> _WRITTEN EXERCISE_:
Render all of the material below as a numbered list with one item per line, skipping blank lines and leaving the pictures out.

> _GIVEN ENTRIES_:

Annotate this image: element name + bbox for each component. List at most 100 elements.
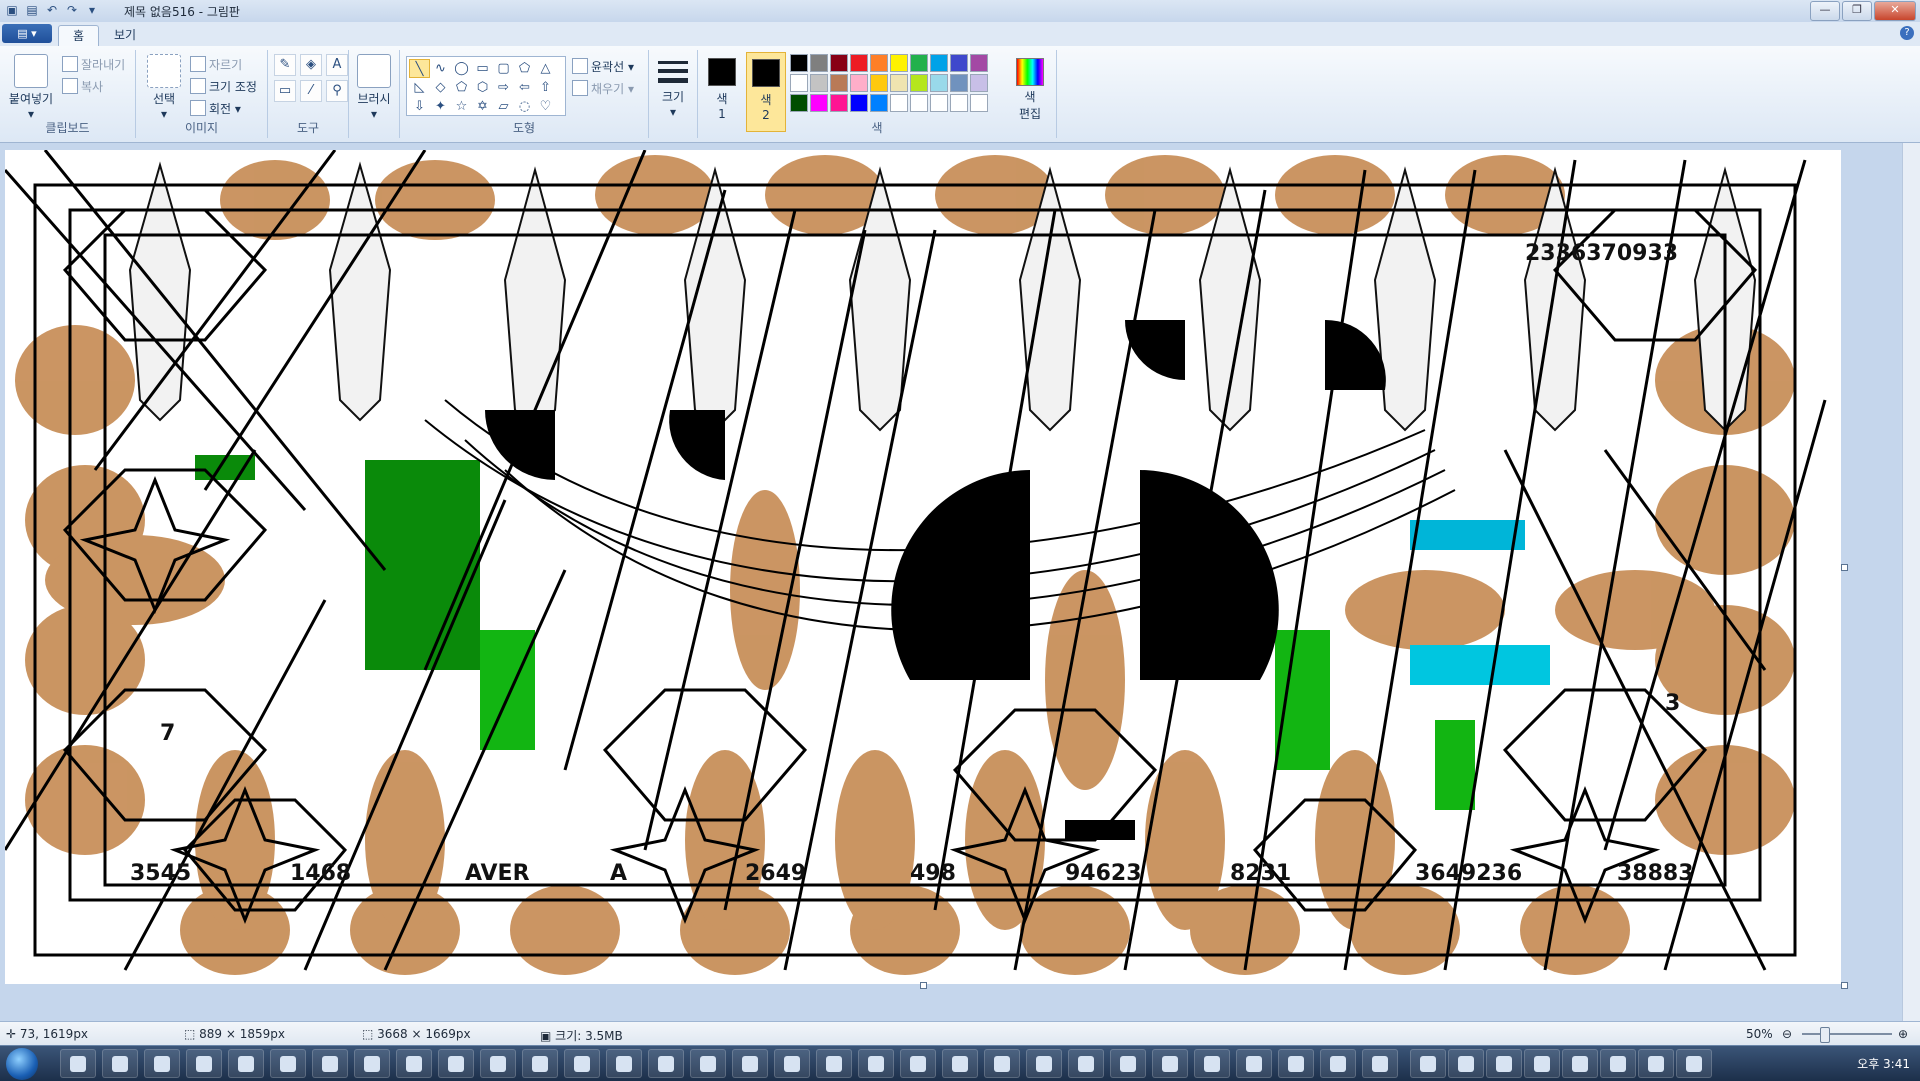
taskbar-app-button[interactable] [732, 1049, 768, 1078]
fill-bucket-icon[interactable]: ◈ [300, 54, 322, 76]
zoom-in-button[interactable]: ⊕ [1898, 1027, 1908, 1041]
taskbar-app-button[interactable] [312, 1049, 348, 1078]
palette-color-swatch[interactable] [890, 74, 908, 92]
callout-rect-icon[interactable]: ▱ [493, 97, 514, 116]
taskbar-app-button[interactable] [564, 1049, 600, 1078]
palette-color-swatch[interactable] [910, 54, 928, 72]
tab-view[interactable]: 보기 [100, 25, 150, 45]
select-button[interactable]: 선택 ▾ [144, 54, 184, 121]
palette-color-swatch[interactable] [870, 94, 888, 112]
palette-color-swatch[interactable] [850, 74, 868, 92]
outline-button[interactable]: 윤곽선 ▾ [572, 58, 634, 75]
six-point-star-icon[interactable]: ✡ [472, 97, 493, 116]
zoom-out-button[interactable]: ⊖ [1782, 1027, 1792, 1041]
rounded-rect-shape-icon[interactable]: ▢ [493, 59, 514, 78]
left-arrow-shape-icon[interactable]: ⇦ [514, 78, 535, 97]
drawing-canvas[interactable]: 3545 1468 AVER A 2649 498 94623 8231 364… [5, 150, 1841, 984]
palette-color-swatch[interactable] [970, 94, 988, 112]
taskbar-app-button[interactable] [606, 1049, 642, 1078]
taskbar-app-button[interactable] [1194, 1049, 1230, 1078]
resize-handle-corner[interactable] [1841, 982, 1848, 989]
palette-color-swatch[interactable] [910, 74, 928, 92]
size-button[interactable]: 크기 ▾ [653, 56, 693, 119]
palette-color-swatch[interactable] [790, 94, 808, 112]
palette-color-swatch[interactable] [970, 74, 988, 92]
crop-button[interactable]: 자르기 [190, 56, 242, 73]
taskbar-app-button[interactable] [690, 1049, 726, 1078]
taskbar-app-button[interactable] [1562, 1049, 1598, 1078]
line-shape-icon[interactable]: ╲ [409, 59, 430, 78]
resize-handle-bottom[interactable] [920, 982, 927, 989]
taskbar-app-button[interactable] [900, 1049, 936, 1078]
pentagon-shape-icon[interactable]: ⬠ [451, 78, 472, 97]
curve-shape-icon[interactable]: ∿ [430, 59, 451, 78]
help-icon[interactable]: ? [1900, 26, 1914, 40]
oval-shape-icon[interactable]: ◯ [451, 59, 472, 78]
taskbar-app-button[interactable] [228, 1049, 264, 1078]
save-icon[interactable]: ▤ [24, 2, 40, 18]
palette-color-swatch[interactable] [870, 74, 888, 92]
taskbar-app-button[interactable] [354, 1049, 390, 1078]
magnifier-icon[interactable]: ⚲ [326, 80, 348, 102]
taskbar-app-button[interactable] [1448, 1049, 1484, 1078]
right-arrow-shape-icon[interactable]: ⇨ [493, 78, 514, 97]
resize-button[interactable]: 크기 조정 [190, 78, 257, 95]
paste-button[interactable]: 붙여넣기 ▾ [6, 54, 56, 121]
taskbar-app-button[interactable] [774, 1049, 810, 1078]
clock[interactable]: 오후 3:41 [1857, 1055, 1910, 1072]
pencil-icon[interactable]: ✎ [274, 54, 296, 76]
palette-color-swatch[interactable] [790, 54, 808, 72]
taskbar-app-button[interactable] [1486, 1049, 1522, 1078]
taskbar-app-button[interactable] [858, 1049, 894, 1078]
cut-button[interactable]: 잘라내기 [62, 56, 125, 73]
palette-color-swatch[interactable] [910, 94, 928, 112]
taskbar-app-button[interactable] [648, 1049, 684, 1078]
minimize-button[interactable]: — [1810, 1, 1840, 21]
diamond-shape-icon[interactable]: ◇ [430, 78, 451, 97]
taskbar-app-button[interactable] [144, 1049, 180, 1078]
palette-color-swatch[interactable] [810, 94, 828, 112]
up-arrow-shape-icon[interactable]: ⇧ [535, 78, 556, 97]
app-menu-button[interactable]: ▤ ▾ [2, 24, 52, 43]
taskbar-app-button[interactable] [1236, 1049, 1272, 1078]
palette-color-swatch[interactable] [830, 94, 848, 112]
taskbar-app-button[interactable] [1524, 1049, 1560, 1078]
taskbar-app-button[interactable] [1410, 1049, 1446, 1078]
taskbar-app-button[interactable] [186, 1049, 222, 1078]
taskbar-app-button[interactable] [1026, 1049, 1062, 1078]
taskbar-app-button[interactable] [1152, 1049, 1188, 1078]
taskbar-app-button[interactable] [480, 1049, 516, 1078]
paint-app-icon[interactable]: ▣ [4, 2, 20, 18]
zoom-slider-thumb[interactable] [1820, 1027, 1830, 1043]
start-button[interactable] [6, 1048, 38, 1080]
palette-color-swatch[interactable] [930, 74, 948, 92]
palette-color-swatch[interactable] [850, 54, 868, 72]
palette-color-swatch[interactable] [790, 74, 808, 92]
taskbar-app-button[interactable] [60, 1049, 96, 1078]
resize-handle-right[interactable] [1841, 564, 1848, 571]
palette-color-swatch[interactable] [930, 94, 948, 112]
zoom-slider[interactable] [1802, 1033, 1892, 1035]
text-icon[interactable]: A [326, 54, 348, 76]
maximize-button[interactable]: ❐ [1842, 1, 1872, 21]
palette-color-swatch[interactable] [810, 54, 828, 72]
taskbar-app-button[interactable] [522, 1049, 558, 1078]
palette-color-swatch[interactable] [830, 74, 848, 92]
copy-button[interactable]: 복사 [62, 78, 103, 95]
taskbar-app-button[interactable] [270, 1049, 306, 1078]
rotate-button[interactable]: 회전 ▾ [190, 100, 241, 117]
customize-qat-icon[interactable]: ▾ [84, 2, 100, 18]
close-button[interactable]: ✕ [1874, 1, 1916, 21]
right-triangle-shape-icon[interactable]: ◺ [409, 78, 430, 97]
taskbar-app-button[interactable] [984, 1049, 1020, 1078]
palette-color-swatch[interactable] [850, 94, 868, 112]
taskbar-app-button[interactable] [1068, 1049, 1104, 1078]
palette-color-swatch[interactable] [930, 54, 948, 72]
palette-color-swatch[interactable] [950, 54, 968, 72]
brushes-button[interactable]: 브러시 ▾ [353, 54, 395, 121]
taskbar-app-button[interactable] [816, 1049, 852, 1078]
color-picker-icon[interactable]: ⁄ [300, 80, 322, 102]
palette-color-swatch[interactable] [970, 54, 988, 72]
undo-icon[interactable]: ↶ [44, 2, 60, 18]
tab-home[interactable]: 홈 [58, 25, 100, 46]
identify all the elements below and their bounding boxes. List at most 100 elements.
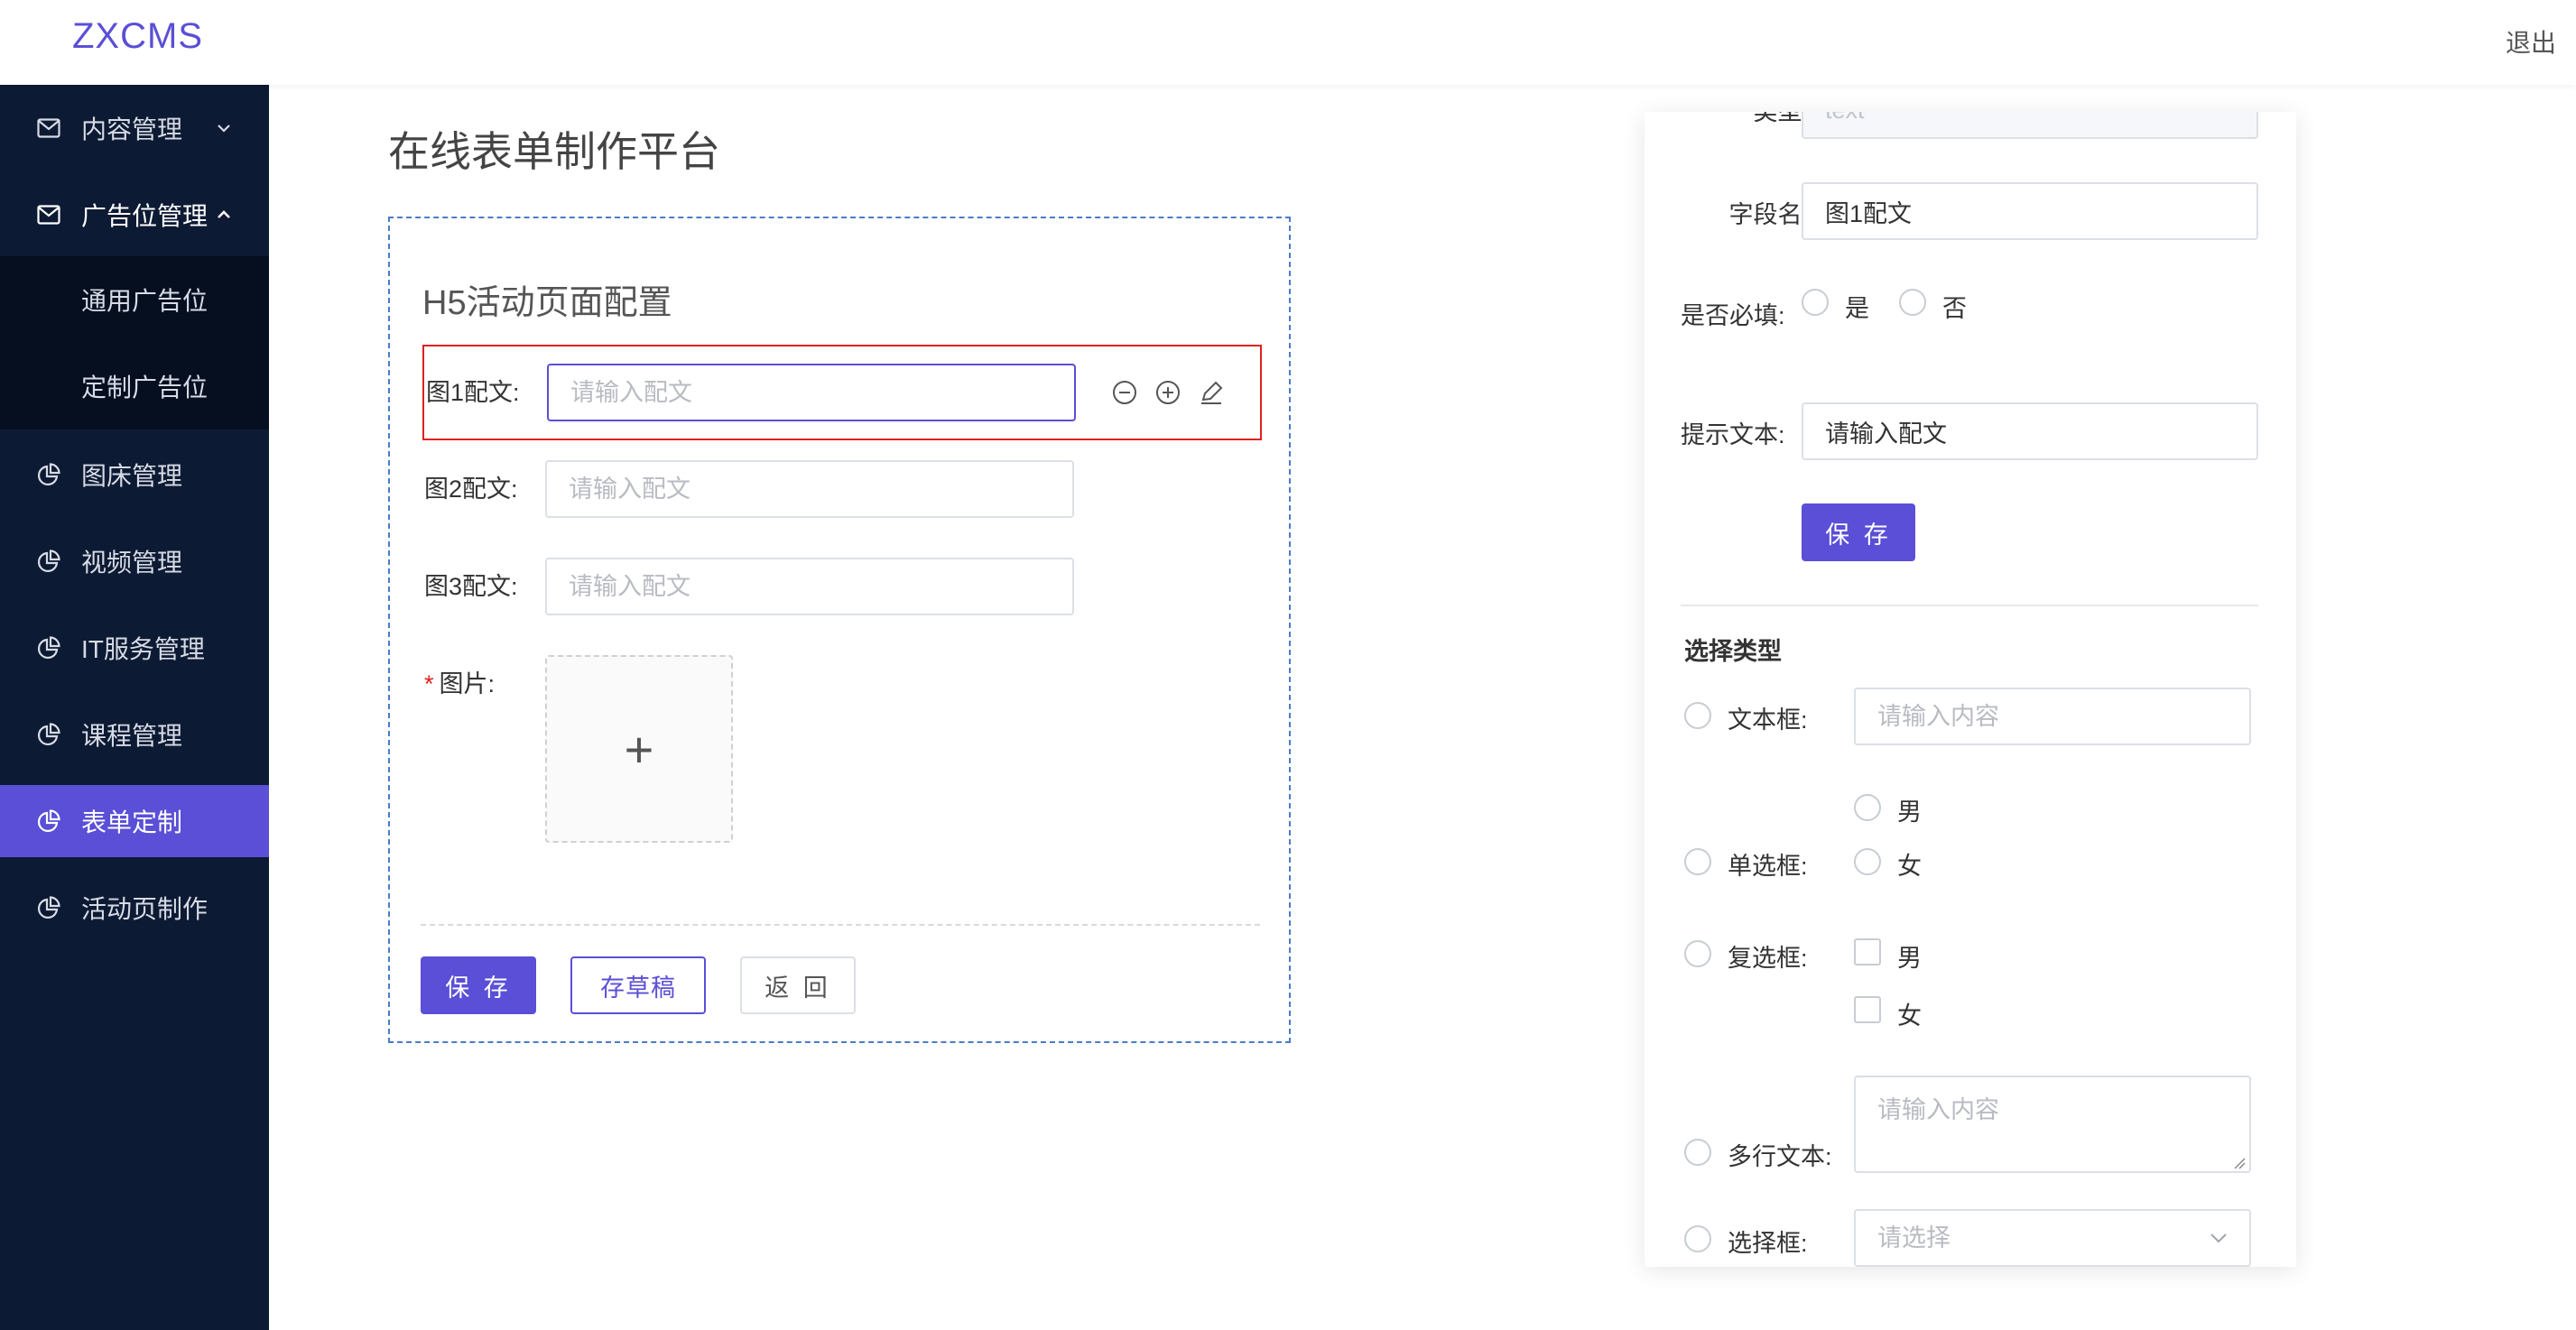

> _FINAL RESULT_:
1. Annotate this image: element name + bbox for each component. List at most 100 elements.
2. taskbar-app-button[interactable] [732, 1049, 768, 1078]
3. fill-bucket-icon[interactable]: ◈ [300, 54, 322, 76]
4. zoom-in-button[interactable]: ⊕ [1898, 1027, 1908, 1041]
5. taskbar-app-button[interactable] [312, 1049, 348, 1078]
6. palette-color-swatch[interactable] [890, 74, 908, 92]
7. callout-rect-icon[interactable]: ▱ [493, 97, 514, 116]
8. taskbar-app-button[interactable] [564, 1049, 600, 1078]
9. palette-color-swatch[interactable] [910, 54, 928, 72]
10. tab-view[interactable]: 보기 [100, 25, 150, 45]
11. select-button[interactable]: 선택 ▾ [144, 54, 184, 121]
12. palette-color-swatch[interactable] [870, 94, 888, 112]
13. palette-color-swatch[interactable] [850, 74, 868, 92]
14. outline-button[interactable]: 윤곽선 ▾ [572, 58, 634, 75]
15. six-point-star-icon[interactable]: ✡ [472, 97, 493, 116]
16. zoom-out-button[interactable]: ⊖ [1782, 1027, 1792, 1041]
17. rounded-rect-shape-icon[interactable]: ▢ [493, 59, 514, 78]
18. left-arrow-shape-icon[interactable]: ⇦ [514, 78, 535, 97]
19. drawing-canvas[interactable]: 3545 1468 AVER A 2649 498 94623 8231 364… [5, 150, 1841, 984]
20. palette-color-swatch[interactable] [970, 94, 988, 112]
21. taskbar-app-button[interactable] [606, 1049, 642, 1078]
22. taskbar-app-button[interactable] [1194, 1049, 1230, 1078]
23. resize-handle-corner[interactable] [1841, 982, 1848, 989]
24. palette-color-swatch[interactable] [910, 74, 928, 92]
25. size-button[interactable]: 크기 ▾ [653, 56, 693, 119]
26. palette-color-swatch[interactable] [790, 94, 808, 112]
27. palette-color-swatch[interactable] [970, 74, 988, 92]
28. crop-button[interactable]: 자르기 [190, 56, 242, 73]
29. taskbar-app-button[interactable] [690, 1049, 726, 1078]
30. taskbar-app-button[interactable] [1562, 1049, 1598, 1078]
31. line-shape-icon[interactable]: ╲ [409, 59, 430, 78]
32. resize-handle-bottom[interactable] [920, 982, 927, 989]
33. taskbar-app-button[interactable] [900, 1049, 936, 1078]
34. pentagon-shape-icon[interactable]: ⬠ [451, 78, 472, 97]
35. curve-shape-icon[interactable]: ∿ [430, 59, 451, 78]
36. help-icon[interactable]: ? [1900, 26, 1914, 40]
37. oval-shape-icon[interactable]: ◯ [451, 59, 472, 78]
38. taskbar-app-button[interactable] [228, 1049, 264, 1078]
39. save-icon[interactable]: ▤ [24, 2, 40, 18]
40. palette-color-swatch[interactable] [870, 74, 888, 92]
41. taskbar-app-button[interactable] [354, 1049, 390, 1078]
42. magnifier-icon[interactable]: ⚲ [326, 80, 348, 102]
43. taskbar-app-button[interactable] [1448, 1049, 1484, 1078]
44. right-arrow-shape-icon[interactable]: ⇨ [493, 78, 514, 97]
45. resize-button[interactable]: 크기 조정 [190, 78, 257, 95]
46. paste-button[interactable]: 붙여넣기 ▾ [6, 54, 56, 121]
47. taskbar-app-button[interactable] [774, 1049, 810, 1078]
48. clock[interactable]: 오후 3:41 [1857, 1055, 1910, 1072]
49. pencil-icon[interactable]: ✎ [274, 54, 296, 76]
50. palette-color-swatch[interactable] [790, 54, 808, 72]
51. taskbar-app-button[interactable] [1486, 1049, 1522, 1078]
52. taskbar-app-button[interactable] [858, 1049, 894, 1078]
53. cut-button[interactable]: 잘라내기 [62, 56, 125, 73]
54. palette-color-swatch[interactable] [910, 94, 928, 112]
55. taskbar-app-button[interactable] [648, 1049, 684, 1078]
56. minimize-button[interactable]: — [1810, 1, 1840, 21]
57. diamond-shape-icon[interactable]: ◇ [430, 78, 451, 97]
58. taskbar-app-button[interactable] [144, 1049, 180, 1078]
59. palette-color-swatch[interactable] [810, 94, 828, 112]
60. up-arrow-shape-icon[interactable]: ⇧ [535, 78, 556, 97]
61. app-menu-button[interactable]: ▤ ▾ [2, 24, 52, 43]
62. taskbar-app-button[interactable] [1236, 1049, 1272, 1078]
63. palette-color-swatch[interactable] [830, 94, 848, 112]
64. taskbar-app-button[interactable] [1524, 1049, 1560, 1078]
65. taskbar-app-button[interactable] [1410, 1049, 1446, 1078]
66. taskbar-app-button[interactable] [186, 1049, 222, 1078]
67. taskbar-app-button[interactable] [1026, 1049, 1062, 1078]
68. taskbar-app-button[interactable] [1152, 1049, 1188, 1078]
69. taskbar-app-button[interactable] [480, 1049, 516, 1078]
70. paint-app-icon[interactable]: ▣ [4, 2, 20, 18]
71. zoom-slider-thumb[interactable] [1820, 1027, 1830, 1043]
72. start-button[interactable] [6, 1048, 38, 1080]
73. palette-color-swatch[interactable] [930, 74, 948, 92]
74. palette-color-swatch[interactable] [850, 54, 868, 72]
75. palette-color-swatch[interactable] [790, 74, 808, 92]
76. taskbar-app-button[interactable] [60, 1049, 96, 1078]
77. resize-handle-right[interactable] [1841, 564, 1848, 571]
78. palette-color-swatch[interactable] [930, 94, 948, 112]
79. zoom-slider[interactable] [1802, 1033, 1892, 1035]
80. text-icon[interactable]: A [326, 54, 348, 76]
81. maximize-button[interactable]: ❐ [1842, 1, 1872, 21]
82. palette-color-swatch[interactable] [810, 54, 828, 72]
83. taskbar-app-button[interactable] [522, 1049, 558, 1078]
84. palette-color-swatch[interactable] [830, 74, 848, 92]
85. copy-button[interactable]: 복사 [62, 78, 103, 95]
86. taskbar-app-button[interactable] [270, 1049, 306, 1078]
87. rotate-button[interactable]: 회전 ▾ [190, 100, 241, 117]
88. customize-qat-icon[interactable]: ▾ [84, 2, 100, 18]
89. close-button[interactable]: ✕ [1874, 1, 1916, 21]
90. right-triangle-shape-icon[interactable]: ◺ [409, 78, 430, 97]
91. taskbar-app-button[interactable] [984, 1049, 1020, 1078]
92. palette-color-swatch[interactable] [850, 94, 868, 112]
93. taskbar-app-button[interactable] [1068, 1049, 1104, 1078]
94. palette-color-swatch[interactable] [930, 54, 948, 72]
95. palette-color-swatch[interactable] [950, 54, 968, 72]
96. brushes-button[interactable]: 브러시 ▾ [353, 54, 395, 121]
97. taskbar-app-button[interactable] [816, 1049, 852, 1078]
98. color-picker-icon[interactable]: ⁄ [300, 80, 322, 102]
99. palette-color-swatch[interactable] [970, 54, 988, 72]
100. undo-icon[interactable]: ↶ [44, 2, 60, 18]
101. tab-home[interactable]: 홈 [58, 25, 100, 46]
102. identify all the elements below and their bounding boxes. List at most 100 elements.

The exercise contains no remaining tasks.